[Stored data entries]
- - -
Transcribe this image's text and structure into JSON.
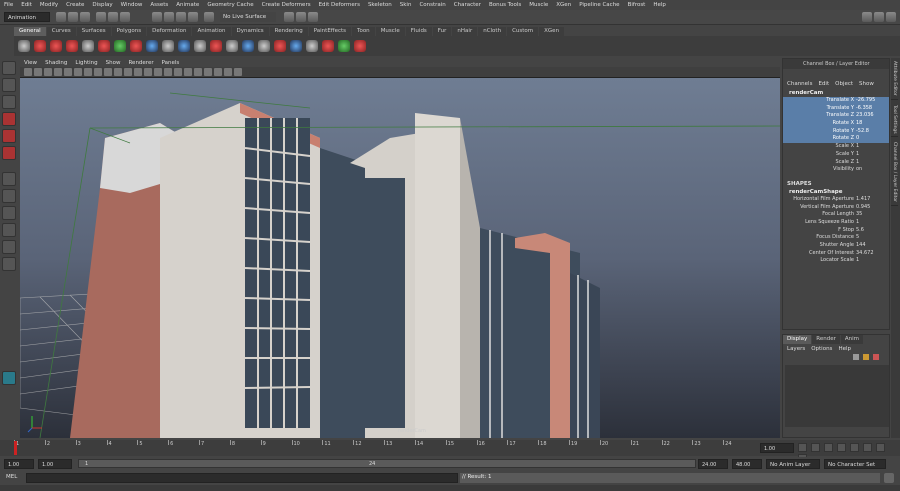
{
  "menubar": [
    "File",
    "Edit",
    "Modify",
    "Create",
    "Display",
    "Window",
    "Assets",
    "Animate",
    "Geometry Cache",
    "Create Deformers",
    "Edit Deformers",
    "Skeleton",
    "Skin",
    "Constrain",
    "Character",
    "Bonus Tools",
    "Muscle",
    "XGen",
    "Pipeline Cache",
    "Bifrost",
    "Help"
  ],
  "status": {
    "menuset": "Animation",
    "live_surface": "No Live Surface"
  },
  "shelf_tabs": [
    "General",
    "Curves",
    "Surfaces",
    "Polygons",
    "Deformation",
    "Animation",
    "Dynamics",
    "Rendering",
    "PaintEffects",
    "Toon",
    "Muscle",
    "Fluids",
    "Fur",
    "nHair",
    "nCloth",
    "Custom",
    "XGen"
  ],
  "shelf_active": "General",
  "viewport_menu": [
    "View",
    "Shading",
    "Lighting",
    "Show",
    "Renderer",
    "Panels"
  ],
  "viewport_label": "renderCam",
  "channel_box": {
    "title": "Channel Box / Layer Editor",
    "menu": [
      "Channels",
      "Edit",
      "Object",
      "Show"
    ],
    "node": "renderCam",
    "attrs": [
      {
        "name": "Translate X",
        "value": "-26.795",
        "selected": true
      },
      {
        "name": "Translate Y",
        "value": "-6.358",
        "selected": true
      },
      {
        "name": "Translate Z",
        "value": "23.036",
        "selected": true
      },
      {
        "name": "Rotate X",
        "value": "18",
        "selected": true
      },
      {
        "name": "Rotate Y",
        "value": "-52.8",
        "selected": true
      },
      {
        "name": "Rotate Z",
        "value": "0",
        "selected": true
      },
      {
        "name": "Scale X",
        "value": "1",
        "selected": false
      },
      {
        "name": "Scale Y",
        "value": "1",
        "selected": false
      },
      {
        "name": "Scale Z",
        "value": "1",
        "selected": false
      },
      {
        "name": "Visibility",
        "value": "on",
        "selected": false
      }
    ],
    "shapes_label": "SHAPES",
    "shape_node": "renderCamShape",
    "shape_attrs": [
      {
        "name": "Horizontal Film Aperture",
        "value": "1.417"
      },
      {
        "name": "Vertical Film Aperture",
        "value": "0.945"
      },
      {
        "name": "Focal Length",
        "value": "35"
      },
      {
        "name": "Lens Squeeze Ratio",
        "value": "1"
      },
      {
        "name": "F Stop",
        "value": "5.6"
      },
      {
        "name": "Focus Distance",
        "value": "5"
      },
      {
        "name": "Shutter Angle",
        "value": "144"
      },
      {
        "name": "Center Of Interest",
        "value": "34.672"
      },
      {
        "name": "Locator Scale",
        "value": "1"
      }
    ]
  },
  "side_tabs": [
    "Attribute Editor",
    "Tool Settings",
    "Channel Box / Layer Editor"
  ],
  "layer_editor": {
    "tabs": [
      "Display",
      "Render",
      "Anim"
    ],
    "menu": [
      "Layers",
      "Options",
      "Help"
    ]
  },
  "timeline": {
    "ticks": [
      "1",
      "2",
      "3",
      "4",
      "5",
      "6",
      "7",
      "8",
      "9",
      "10",
      "11",
      "12",
      "13",
      "14",
      "15",
      "16",
      "17",
      "18",
      "19",
      "20",
      "21",
      "22",
      "23",
      "24"
    ],
    "current_frame": "1.00"
  },
  "range": {
    "start": "1.00",
    "inner_start": "1.00",
    "range_start": "1",
    "range_end": "24",
    "end": "24.00",
    "anim_end": "48.00",
    "anim_layer": "No Anim Layer",
    "character": "No Character Set"
  },
  "command": {
    "label": "MEL",
    "result": "// Result: 1"
  }
}
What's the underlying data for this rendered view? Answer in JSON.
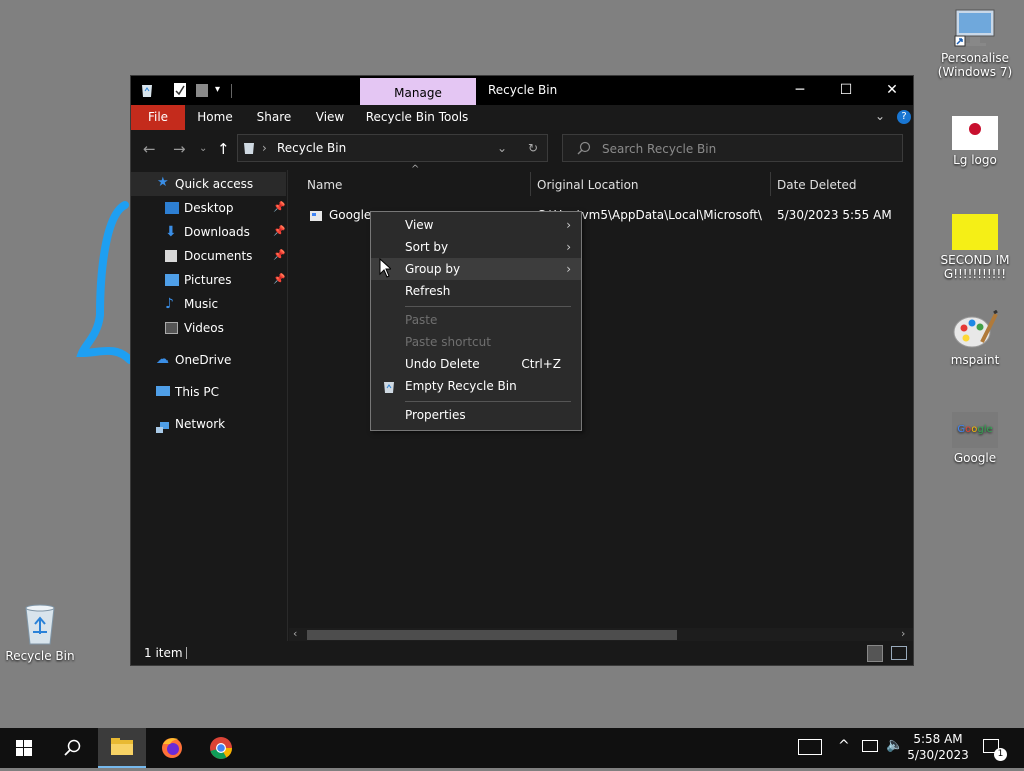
{
  "desktop": {
    "icons": [
      {
        "label": "Personalise (Windows 7)"
      },
      {
        "label": "Lg logo"
      },
      {
        "label": "SECOND IMG!!!!!!!!!!!"
      },
      {
        "label": "mspaint"
      },
      {
        "label": "Google"
      },
      {
        "label": "Recycle Bin"
      }
    ]
  },
  "window": {
    "title": "Recycle Bin",
    "manage_tab": "Manage",
    "ribbon_tabs": [
      "File",
      "Home",
      "Share",
      "View",
      "Recycle Bin Tools"
    ],
    "address": "Recycle Bin",
    "search_placeholder": "Search Recycle Bin",
    "sidebar": [
      {
        "label": "Quick access",
        "icon": "star-icon"
      },
      {
        "label": "Desktop",
        "icon": "desktop-folder-icon",
        "pinned": true
      },
      {
        "label": "Downloads",
        "icon": "download-arrow-icon",
        "pinned": true
      },
      {
        "label": "Documents",
        "icon": "documents-icon",
        "pinned": true
      },
      {
        "label": "Pictures",
        "icon": "pictures-icon",
        "pinned": true
      },
      {
        "label": "Music",
        "icon": "music-note-icon"
      },
      {
        "label": "Videos",
        "icon": "videos-icon"
      },
      {
        "label": "OneDrive",
        "icon": "cloud-icon"
      },
      {
        "label": "This PC",
        "icon": "pc-monitor-icon"
      },
      {
        "label": "Network",
        "icon": "network-icon"
      }
    ],
    "columns": [
      "Name",
      "Original Location",
      "Date Deleted"
    ],
    "file": {
      "name": "Google",
      "location": "C:\\U... \\vm5\\AppData\\Local\\Microsoft\\...",
      "date_deleted": "5/30/2023 5:55 AM"
    },
    "status": "1 item"
  },
  "context_menu": {
    "items": [
      {
        "label": "View",
        "submenu": true,
        "enabled": true
      },
      {
        "label": "Sort by",
        "submenu": true,
        "enabled": true
      },
      {
        "label": "Group by",
        "submenu": true,
        "enabled": true
      },
      {
        "label": "Refresh",
        "enabled": true
      },
      {
        "label": "Paste",
        "enabled": false
      },
      {
        "label": "Paste shortcut",
        "enabled": false
      },
      {
        "label": "Undo Delete",
        "shortcut": "Ctrl+Z",
        "enabled": true
      },
      {
        "label": "Empty Recycle Bin",
        "enabled": true
      },
      {
        "label": "Properties",
        "enabled": true
      }
    ]
  },
  "taskbar": {
    "time": "5:58 AM",
    "date": "5/30/2023",
    "notification_count": "1"
  },
  "colors": {
    "accent_file_tab": "#c42b1c",
    "manage_tab": "#e4c6f3",
    "desktop_bg": "#808080",
    "window_bg": "#191919"
  }
}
- - -
(Brief):
Restate the records word for word, omitting images.

(Written reply):
Transcribe this image's text and structure into JSON.
{
  "menubar": [
    "File",
    "Edit",
    "Modify",
    "Create",
    "Display",
    "Window",
    "Assets",
    "Animate",
    "Geometry Cache",
    "Create Deformers",
    "Edit Deformers",
    "Skeleton",
    "Skin",
    "Constrain",
    "Character",
    "Bonus Tools",
    "Muscle",
    "XGen",
    "Pipeline Cache",
    "Bifrost",
    "Help"
  ],
  "status": {
    "menuset": "Animation",
    "live_surface": "No Live Surface"
  },
  "shelf_tabs": [
    "General",
    "Curves",
    "Surfaces",
    "Polygons",
    "Deformation",
    "Animation",
    "Dynamics",
    "Rendering",
    "PaintEffects",
    "Toon",
    "Muscle",
    "Fluids",
    "Fur",
    "nHair",
    "nCloth",
    "Custom",
    "XGen"
  ],
  "shelf_active": "General",
  "viewport_menu": [
    "View",
    "Shading",
    "Lighting",
    "Show",
    "Renderer",
    "Panels"
  ],
  "viewport_label": "renderCam",
  "channel_box": {
    "title": "Channel Box / Layer Editor",
    "menu": [
      "Channels",
      "Edit",
      "Object",
      "Show"
    ],
    "node": "renderCam",
    "attrs": [
      {
        "name": "Translate X",
        "value": "-26.795",
        "selected": true
      },
      {
        "name": "Translate Y",
        "value": "-6.358",
        "selected": true
      },
      {
        "name": "Translate Z",
        "value": "23.036",
        "selected": true
      },
      {
        "name": "Rotate X",
        "value": "18",
        "selected": true
      },
      {
        "name": "Rotate Y",
        "value": "-52.8",
        "selected": true
      },
      {
        "name": "Rotate Z",
        "value": "0",
        "selected": true
      },
      {
        "name": "Scale X",
        "value": "1",
        "selected": false
      },
      {
        "name": "Scale Y",
        "value": "1",
        "selected": false
      },
      {
        "name": "Scale Z",
        "value": "1",
        "selected": false
      },
      {
        "name": "Visibility",
        "value": "on",
        "selected": false
      }
    ],
    "shapes_label": "SHAPES",
    "shape_node": "renderCamShape",
    "shape_attrs": [
      {
        "name": "Horizontal Film Aperture",
        "value": "1.417"
      },
      {
        "name": "Vertical Film Aperture",
        "value": "0.945"
      },
      {
        "name": "Focal Length",
        "value": "35"
      },
      {
        "name": "Lens Squeeze Ratio",
        "value": "1"
      },
      {
        "name": "F Stop",
        "value": "5.6"
      },
      {
        "name": "Focus Distance",
        "value": "5"
      },
      {
        "name": "Shutter Angle",
        "value": "144"
      },
      {
        "name": "Center Of Interest",
        "value": "34.672"
      },
      {
        "name": "Locator Scale",
        "value": "1"
      }
    ]
  },
  "side_tabs": [
    "Attribute Editor",
    "Tool Settings",
    "Channel Box / Layer Editor"
  ],
  "layer_editor": {
    "tabs": [
      "Display",
      "Render",
      "Anim"
    ],
    "menu": [
      "Layers",
      "Options",
      "Help"
    ]
  },
  "timeline": {
    "ticks": [
      "1",
      "2",
      "3",
      "4",
      "5",
      "6",
      "7",
      "8",
      "9",
      "10",
      "11",
      "12",
      "13",
      "14",
      "15",
      "16",
      "17",
      "18",
      "19",
      "20",
      "21",
      "22",
      "23",
      "24"
    ],
    "current_frame": "1.00"
  },
  "range": {
    "start": "1.00",
    "inner_start": "1.00",
    "range_start": "1",
    "range_end": "24",
    "end": "24.00",
    "anim_end": "48.00",
    "anim_layer": "No Anim Layer",
    "character": "No Character Set"
  },
  "command": {
    "label": "MEL",
    "result": "// Result: 1"
  }
}
What's the underlying data for this rendered view? Answer in JSON.
{
  "desktop": {
    "icons": [
      {
        "label": "Personalise (Windows 7)"
      },
      {
        "label": "Lg logo"
      },
      {
        "label": "SECOND IMG!!!!!!!!!!!"
      },
      {
        "label": "mspaint"
      },
      {
        "label": "Google"
      },
      {
        "label": "Recycle Bin"
      }
    ]
  },
  "window": {
    "title": "Recycle Bin",
    "manage_tab": "Manage",
    "ribbon_tabs": [
      "File",
      "Home",
      "Share",
      "View",
      "Recycle Bin Tools"
    ],
    "address": "Recycle Bin",
    "search_placeholder": "Search Recycle Bin",
    "sidebar": [
      {
        "label": "Quick access",
        "icon": "star-icon"
      },
      {
        "label": "Desktop",
        "icon": "desktop-folder-icon",
        "pinned": true
      },
      {
        "label": "Downloads",
        "icon": "download-arrow-icon",
        "pinned": true
      },
      {
        "label": "Documents",
        "icon": "documents-icon",
        "pinned": true
      },
      {
        "label": "Pictures",
        "icon": "pictures-icon",
        "pinned": true
      },
      {
        "label": "Music",
        "icon": "music-note-icon"
      },
      {
        "label": "Videos",
        "icon": "videos-icon"
      },
      {
        "label": "OneDrive",
        "icon": "cloud-icon"
      },
      {
        "label": "This PC",
        "icon": "pc-monitor-icon"
      },
      {
        "label": "Network",
        "icon": "network-icon"
      }
    ],
    "columns": [
      "Name",
      "Original Location",
      "Date Deleted"
    ],
    "file": {
      "name": "Google",
      "location": "C:\\U... \\vm5\\AppData\\Local\\Microsoft\\...",
      "date_deleted": "5/30/2023 5:55 AM"
    },
    "status": "1 item"
  },
  "context_menu": {
    "items": [
      {
        "label": "View",
        "submenu": true,
        "enabled": true
      },
      {
        "label": "Sort by",
        "submenu": true,
        "enabled": true
      },
      {
        "label": "Group by",
        "submenu": true,
        "enabled": true
      },
      {
        "label": "Refresh",
        "enabled": true
      },
      {
        "label": "Paste",
        "enabled": false
      },
      {
        "label": "Paste shortcut",
        "enabled": false
      },
      {
        "label": "Undo Delete",
        "shortcut": "Ctrl+Z",
        "enabled": true
      },
      {
        "label": "Empty Recycle Bin",
        "enabled": true
      },
      {
        "label": "Properties",
        "enabled": true
      }
    ]
  },
  "taskbar": {
    "time": "5:58 AM",
    "date": "5/30/2023",
    "notification_count": "1"
  },
  "colors": {
    "accent_file_tab": "#c42b1c",
    "manage_tab": "#e4c6f3",
    "desktop_bg": "#808080",
    "window_bg": "#191919"
  }
}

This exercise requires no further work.